**Problem description**
Omit all pictures and give the records below again exactly as written.

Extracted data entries
------------------------------
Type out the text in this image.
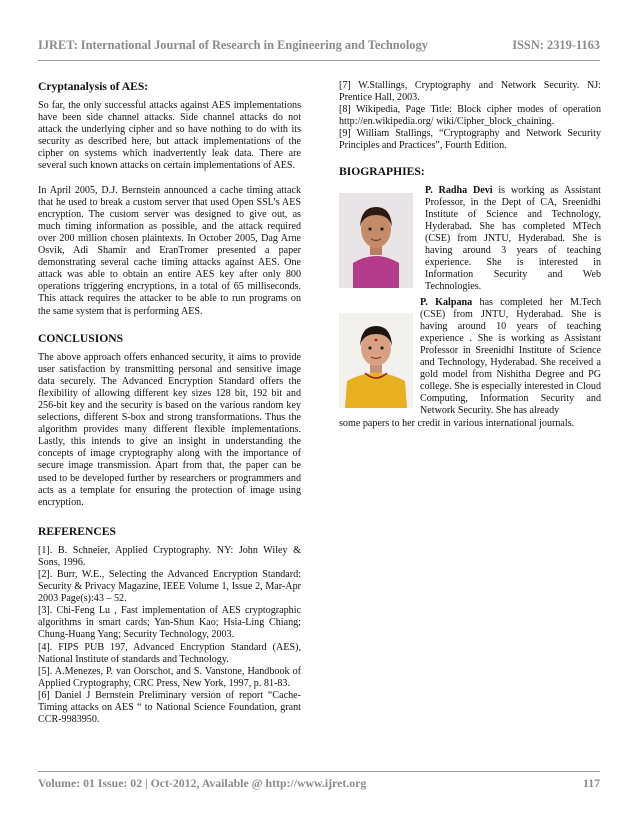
IJRET: International Journal of Research in Engineering and Technology	ISSN: 2319-1163
Cryptanalysis of AES:

So far, the only successful attacks against AES implementations have been side channel attacks. Side channel attacks do not attack the underlying cipher and so have nothing to do with its security as described here, but attack implementations of the cipher on systems which inadvertently leak data. There are several such known attacks on certain implementations of AES.

In April 2005, D.J. Bernstein announced a cache timing attack that he used to break a custom server that used Open SSL’s AES encryption. The custom server was designed to give out, as much timing information as possible, and the attack required over 200 million chosen plaintexts. In October 2005, Dag Arne Osvik, Adi Shamir and EranTromer presented a paper demonstrating several cache timing attacks against AES. One attack was able to obtain an entire AES key after only 800 operations triggering encryptions, in a total of 65 milliseconds. This attack requires the attacker to be able to run programs on the same system that is performing AES.

CONCLUSIONS

The above approach offers enhanced security, it aims to provide user satisfaction by transmitting personal and sensitive image data securely. The Advanced Encryption Standard offers the flexibility of allowing different key sizes 128 bit, 192 bit and 256-bit key and the security is based on the various random key selections, different S-box and strong transformations. Thus the algorithm provides many different flexible implementations. Lastly, this intends to give an insight in understanding the concepts of image cryptography along with the importance of secure image transmission. Apart from that, the paper can be used to be developed further by researchers or programmers and acts as a template for ensuring the protection of image using encryption.

REFERENCES

[1]. B. Schneier, Applied Cryptography. NY: John Wiley & Sons, 1996.

[2]. Burr, W.E., Selecting the Advanced Encryption Standard: Security & Privacy Magazine, IEEE Volume 1, Issue 2, Mar-Apr 2003 Page(s):43 – 52.

[3]. Chi-Feng Lu , Fast implementation of AES cryptographic algorithms in smart cards; Yan-Shun Kao; Hsia-Ling Chiang; Chung-Huang Yang; Security Technology, 2003.

[4]. FIPS PUB 197, Advanced Encryption Standard (AES), National Institute of standards and Technology.

[5]. A.Menezes, P. van Oorschot, and S. Vanstone, Handbook of Applied Cryptography, CRC Press, New York, 1997, p. 81-83.

[6] Daniel J Bernstein Preliminary version of report “Cache-Timing attacks on AES “ to National Science Foundation, grant CCR-9983950.

[7] W.Stallings, Cryptography and Network Security. NJ: Prentice Hall, 2003.

[8] Wikipedia, Page Title: Block cipher modes of operation http://en.wikipedia.org/ wiki/Cipher_block_chaining.

[9] William Stallings, “Cryptography and Network Security Principles and Practices”, Fourth Edition.

BIOGRAPHIES:

P. Radha Devi is working as Assistant Professor, in the Dept of CA, Sreenidhi Institute of Science and Technology, Hyderabad. She has completed MTech (CSE) from JNTU, Hyderabad. She is having around 3 years of teaching experience. She is interested in Information Security and Web Technologies.

P. Kalpana has completed her M.Tech (CSE) from JNTU, Hyderabad. She is having around 10 years of teaching experience . She is working as Assistant Professor in Sreenidhi Institute of Science and Technology, Hyderabad. She received a gold model from Nishitha Degree and PG college. She is especially interested in Cloud Computing, Information Security and Network Security. She has already

some papers to her credit in various international journals.

Volume: 01 Issue: 02 | Oct-2012, Available @ http://www.ijret.org	117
------------------------------
**Written solution**
Type out the text in this image.
IJRET: International Journal of Research in Engineering and Technology	ISSN: 2319-1163
Cryptanalysis of AES:

So far, the only successful attacks against AES implementations have been side channel attacks. Side channel attacks do not attack the underlying cipher and so have nothing to do with its security as described here, but attack implementations of the cipher on systems which inadvertently leak data. There are several such known attacks on certain implementations of AES.

In April 2005, D.J. Bernstein announced a cache timing attack that he used to break a custom server that used Open SSL’s AES encryption. The custom server was designed to give out, as much timing information as possible, and the attack required over 200 million chosen plaintexts. In October 2005, Dag Arne Osvik, Adi Shamir and EranTromer presented a paper demonstrating several cache timing attacks against AES. One attack was able to obtain an entire AES key after only 800 operations triggering encryptions, in a total of 65 milliseconds. This attack requires the attacker to be able to run programs on the same system that is performing AES.

CONCLUSIONS

The above approach offers enhanced security, it aims to provide user satisfaction by transmitting personal and sensitive image data securely. The Advanced Encryption Standard offers the flexibility of allowing different key sizes 128 bit, 192 bit and 256-bit key and the security is based on the various random key selections, different S-box and strong transformations. Thus the algorithm provides many different flexible implementations. Lastly, this intends to give an insight in understanding the concepts of image cryptography along with the importance of secure image transmission. Apart from that, the paper can be used to be developed further by researchers or programmers and acts as a template for ensuring the protection of image using encryption.

REFERENCES

[1]. B. Schneier, Applied Cryptography. NY: John Wiley & Sons, 1996.

[2]. Burr, W.E., Selecting the Advanced Encryption Standard: Security & Privacy Magazine, IEEE Volume 1, Issue 2, Mar-Apr 2003 Page(s):43 – 52.

[3]. Chi-Feng Lu , Fast implementation of AES cryptographic algorithms in smart cards; Yan-Shun Kao; Hsia-Ling Chiang; Chung-Huang Yang; Security Technology, 2003.

[4]. FIPS PUB 197, Advanced Encryption Standard (AES), National Institute of standards and Technology.

[5]. A.Menezes, P. van Oorschot, and S. Vanstone, Handbook of Applied Cryptography, CRC Press, New York, 1997, p. 81-83.

[6] Daniel J Bernstein Preliminary version of report “Cache-Timing attacks on AES “ to National Science Foundation, grant CCR-9983950.

[7] W.Stallings, Cryptography and Network Security. NJ: Prentice Hall, 2003.

[8] Wikipedia, Page Title: Block cipher modes of operation http://en.wikipedia.org/ wiki/Cipher_block_chaining.

[9] William Stallings, “Cryptography and Network Security Principles and Practices”, Fourth Edition.

BIOGRAPHIES:

P. Radha Devi is working as Assistant Professor, in the Dept of CA, Sreenidhi Institute of Science and Technology, Hyderabad. She has completed MTech (CSE) from JNTU, Hyderabad. She is having around 3 years of teaching experience. She is interested in Information Security and Web Technologies.

P. Kalpana has completed her M.Tech (CSE) from JNTU, Hyderabad. She is having around 10 years of teaching experience . She is working as Assistant Professor in Sreenidhi Institute of Science and Technology, Hyderabad. She received a gold model from Nishitha Degree and PG college. She is especially interested in Cloud Computing, Information Security and Network Security. She has already

some papers to her credit in various international journals.

Volume: 01 Issue: 02 | Oct-2012, Available @ http://www.ijret.org	117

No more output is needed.